**STATED GOAL**.
Reproduce the rows verbatim, from the line containing "- Polygon shape: [622, 311, 655, 370]" through the line containing "List every element", with both of those lines included.

**EXERCISE MATERIAL**.
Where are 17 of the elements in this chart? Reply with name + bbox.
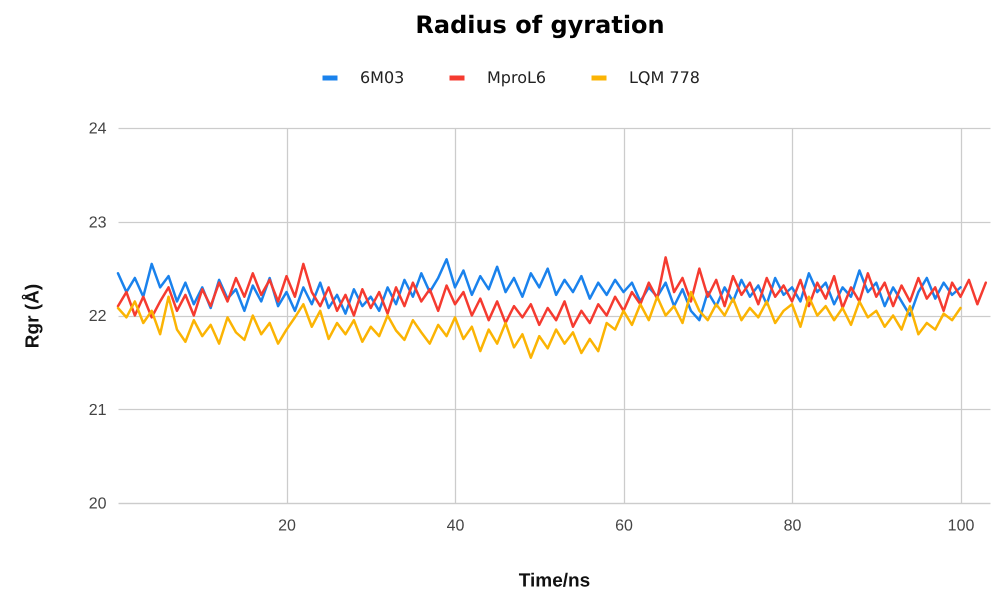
x-tick-label: 40 — [446, 518, 465, 534]
x-tick-label: 60 — [615, 518, 634, 534]
legend-label: 6M03 — [360, 68, 404, 87]
chart-title: Radius of gyration — [415, 11, 665, 39]
legend-label: LQM 778 — [629, 68, 700, 87]
legend-label: MproL6 — [487, 68, 546, 87]
x-tick-label: 20 — [278, 518, 296, 534]
x-tick-label: 100 — [948, 518, 974, 534]
y-tick-label: 23 — [88, 214, 107, 232]
y-tick-label: 24 — [88, 120, 107, 138]
x-tick-label: 80 — [784, 518, 802, 534]
line-series — [116, 290, 962, 359]
y-axis-title: Rgr (Å) — [22, 284, 44, 348]
y-tick-label: 20 — [88, 496, 107, 512]
y-tick-label: 21 — [88, 402, 107, 419]
x-axis-title: Time/ns — [518, 570, 590, 592]
y-tick-label: 22 — [88, 308, 107, 325]
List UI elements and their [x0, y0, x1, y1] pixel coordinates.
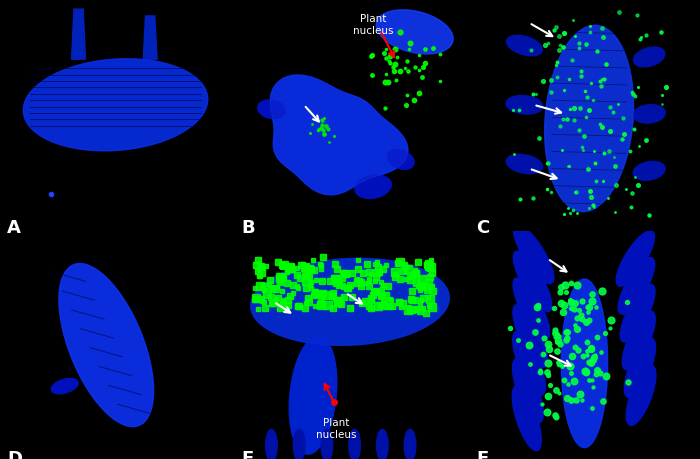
- Polygon shape: [622, 311, 655, 370]
- Polygon shape: [266, 429, 277, 459]
- Polygon shape: [289, 336, 337, 454]
- Text: D: D: [7, 450, 22, 459]
- Polygon shape: [405, 429, 416, 459]
- Polygon shape: [513, 251, 552, 312]
- Polygon shape: [377, 10, 453, 54]
- Polygon shape: [23, 59, 208, 151]
- Polygon shape: [71, 9, 85, 59]
- Polygon shape: [626, 365, 656, 425]
- Polygon shape: [506, 154, 542, 174]
- Polygon shape: [377, 10, 453, 54]
- Polygon shape: [355, 175, 391, 199]
- Polygon shape: [59, 263, 153, 426]
- Polygon shape: [616, 231, 654, 286]
- Polygon shape: [377, 429, 388, 459]
- Polygon shape: [545, 25, 634, 212]
- Polygon shape: [513, 278, 550, 340]
- Polygon shape: [633, 105, 665, 123]
- Polygon shape: [251, 258, 449, 345]
- Polygon shape: [251, 258, 449, 345]
- Polygon shape: [512, 358, 543, 423]
- Text: A: A: [7, 218, 21, 237]
- Text: F: F: [476, 450, 488, 459]
- Polygon shape: [51, 378, 78, 394]
- Polygon shape: [634, 47, 665, 67]
- Polygon shape: [258, 100, 285, 119]
- Polygon shape: [321, 429, 332, 459]
- Polygon shape: [270, 75, 408, 195]
- Polygon shape: [270, 75, 408, 195]
- Polygon shape: [512, 385, 541, 451]
- Polygon shape: [388, 150, 414, 169]
- Polygon shape: [514, 224, 554, 284]
- Text: Plant
nucleus: Plant nucleus: [353, 14, 393, 36]
- Text: E: E: [241, 450, 253, 459]
- Text: Plant
nucleus: Plant nucleus: [316, 418, 356, 440]
- Polygon shape: [512, 331, 545, 395]
- Text: B: B: [241, 218, 255, 237]
- Polygon shape: [561, 279, 608, 448]
- Polygon shape: [513, 305, 547, 367]
- Polygon shape: [349, 429, 361, 459]
- Polygon shape: [293, 429, 305, 459]
- Text: C: C: [476, 218, 489, 237]
- Polygon shape: [506, 95, 542, 114]
- Polygon shape: [545, 25, 634, 212]
- Polygon shape: [507, 35, 542, 56]
- Polygon shape: [634, 162, 665, 180]
- Polygon shape: [620, 285, 655, 342]
- Polygon shape: [144, 16, 157, 59]
- Polygon shape: [624, 338, 655, 397]
- Polygon shape: [23, 59, 208, 151]
- Polygon shape: [561, 279, 608, 448]
- Polygon shape: [59, 263, 153, 426]
- Polygon shape: [618, 257, 654, 314]
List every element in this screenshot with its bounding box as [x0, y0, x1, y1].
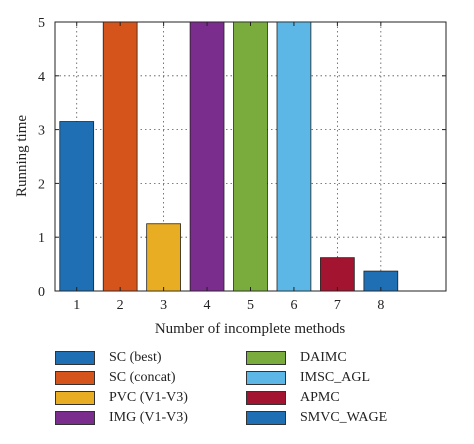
legend-swatch [55, 351, 95, 365]
y-tick-label: 5 [38, 16, 45, 31]
y-axis-title: Running time [14, 115, 30, 197]
x-tick-label: 4 [204, 298, 211, 313]
y-tick-label: 0 [38, 285, 45, 300]
bar-3 [146, 223, 181, 292]
bar-4 [189, 21, 225, 292]
legend-swatch [55, 391, 95, 405]
legend-label: DAIMC [300, 350, 347, 365]
bar-6 [276, 21, 312, 292]
x-ticks: 1 2 3 4 5 6 7 8 [73, 22, 384, 313]
y-tick-label: 4 [38, 70, 45, 85]
x-axis-title: Number of incomplete methods [155, 321, 346, 337]
legend-item: IMG (V1-V3) [55, 410, 188, 426]
legend-item: SC (concat) [55, 370, 175, 386]
x-tick-label: 3 [160, 298, 167, 313]
legend-label: SMVC_WAGE [300, 410, 388, 425]
x-tick-label: 6 [290, 298, 297, 313]
y-tick-label: 1 [38, 231, 45, 246]
legend-item: IMSC_AGL [246, 370, 370, 386]
y-tick-label: 3 [38, 124, 45, 139]
legend-label: IMSC_AGL [300, 370, 371, 385]
y-ticks: 0 1 2 3 4 5 [38, 16, 446, 300]
x-tick-label: 5 [247, 298, 254, 313]
bar-5 [233, 21, 268, 292]
x-tick-label: 1 [73, 298, 80, 313]
legend-item: DAIMC [246, 350, 347, 366]
legend-item: PVC (V1-V3) [55, 390, 188, 406]
legend-item: SMVC_WAGE [246, 410, 387, 426]
legend-label: IMG (V1-V3) [109, 410, 188, 425]
y-tick-label: 2 [38, 177, 45, 192]
legend-item: SC (best) [55, 350, 162, 366]
legend-swatch [246, 351, 286, 365]
legend-label: PVC (V1-V3) [109, 390, 188, 405]
legend-label: APMC [300, 390, 340, 405]
x-tick-label: 7 [334, 298, 341, 313]
x-tick-label: 2 [117, 298, 124, 313]
bar-1 [59, 121, 95, 292]
legend-label: SC (concat) [109, 370, 176, 385]
x-tick-label: 8 [377, 298, 384, 313]
legend-swatch [246, 391, 286, 405]
legend-swatch [246, 371, 286, 385]
legend-label: SC (best) [109, 350, 162, 365]
bar-2 [102, 21, 138, 292]
legend-swatch [246, 411, 286, 425]
bar-7 [320, 257, 355, 292]
legend-swatch [55, 371, 95, 385]
legend-swatch [55, 411, 95, 425]
legend-item: APMC [246, 390, 340, 406]
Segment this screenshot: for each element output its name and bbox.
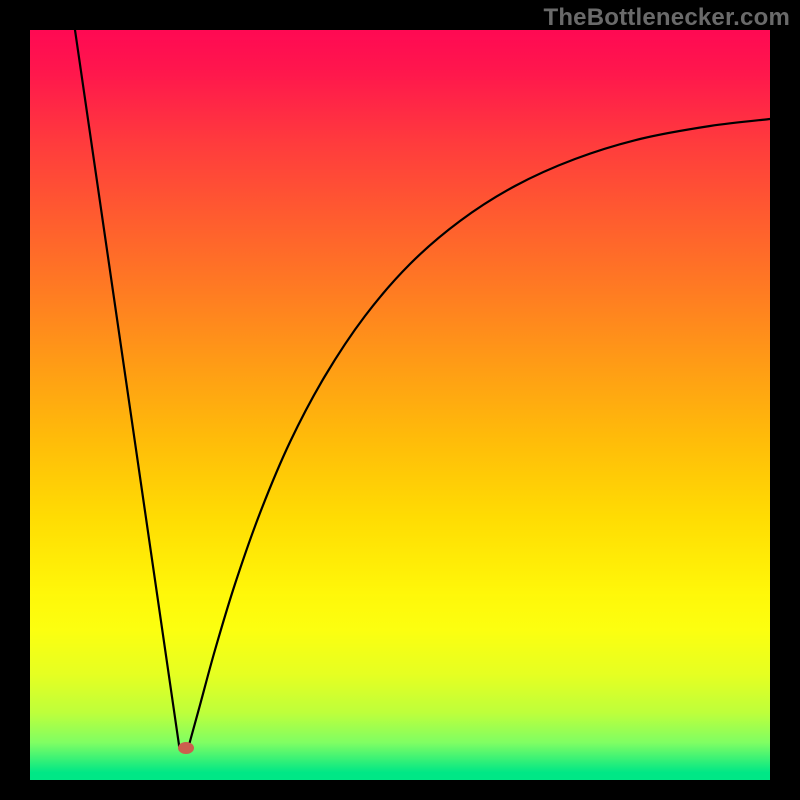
plot-area (30, 30, 770, 780)
bottleneck-chart: TheBottlenecker.com (0, 0, 800, 800)
watermark-text: TheBottlenecker.com (543, 4, 790, 32)
optimum-marker (178, 742, 194, 754)
chart-canvas (0, 0, 800, 800)
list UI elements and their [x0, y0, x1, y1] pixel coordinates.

**FINISHED EXERCISE**.
- Polygon shape: [622, 311, 655, 370]
- Polygon shape: [266, 429, 277, 459]
- Polygon shape: [289, 336, 337, 454]
- Text: D: D: [7, 450, 22, 459]
- Polygon shape: [405, 429, 416, 459]
- Polygon shape: [513, 251, 552, 312]
- Polygon shape: [377, 10, 453, 54]
- Polygon shape: [23, 59, 208, 151]
- Polygon shape: [71, 9, 85, 59]
- Polygon shape: [626, 365, 656, 425]
- Polygon shape: [506, 154, 542, 174]
- Polygon shape: [377, 10, 453, 54]
- Polygon shape: [355, 175, 391, 199]
- Polygon shape: [59, 263, 153, 426]
- Polygon shape: [616, 231, 654, 286]
- Polygon shape: [377, 429, 388, 459]
- Polygon shape: [545, 25, 634, 212]
- Polygon shape: [513, 278, 550, 340]
- Polygon shape: [633, 105, 665, 123]
- Polygon shape: [251, 258, 449, 345]
- Polygon shape: [251, 258, 449, 345]
- Polygon shape: [512, 358, 543, 423]
- Text: A: A: [7, 218, 21, 237]
- Text: F: F: [476, 450, 488, 459]
- Polygon shape: [51, 378, 78, 394]
- Polygon shape: [634, 47, 665, 67]
- Polygon shape: [258, 100, 285, 119]
- Polygon shape: [321, 429, 332, 459]
- Polygon shape: [270, 75, 408, 195]
- Polygon shape: [270, 75, 408, 195]
- Polygon shape: [512, 385, 541, 451]
- Polygon shape: [388, 150, 414, 169]
- Polygon shape: [514, 224, 554, 284]
- Text: Plant
nucleus: Plant nucleus: [353, 14, 393, 36]
- Text: E: E: [241, 450, 253, 459]
- Text: Plant
nucleus: Plant nucleus: [316, 418, 356, 440]
- Polygon shape: [512, 331, 545, 395]
- Text: B: B: [241, 218, 255, 237]
- Polygon shape: [561, 279, 608, 448]
- Polygon shape: [513, 305, 547, 367]
- Polygon shape: [349, 429, 361, 459]
- Polygon shape: [293, 429, 305, 459]
- Text: C: C: [476, 218, 489, 237]
- Polygon shape: [506, 95, 542, 114]
- Polygon shape: [545, 25, 634, 212]
- Polygon shape: [507, 35, 542, 56]
- Polygon shape: [634, 162, 665, 180]
- Polygon shape: [620, 285, 655, 342]
- Polygon shape: [144, 16, 157, 59]
- Polygon shape: [624, 338, 655, 397]
- Polygon shape: [23, 59, 208, 151]
- Polygon shape: [561, 279, 608, 448]
- Polygon shape: [59, 263, 153, 426]
- Polygon shape: [618, 257, 654, 314]
List every element in this screenshot with its bounding box as [x0, y0, x1, y1].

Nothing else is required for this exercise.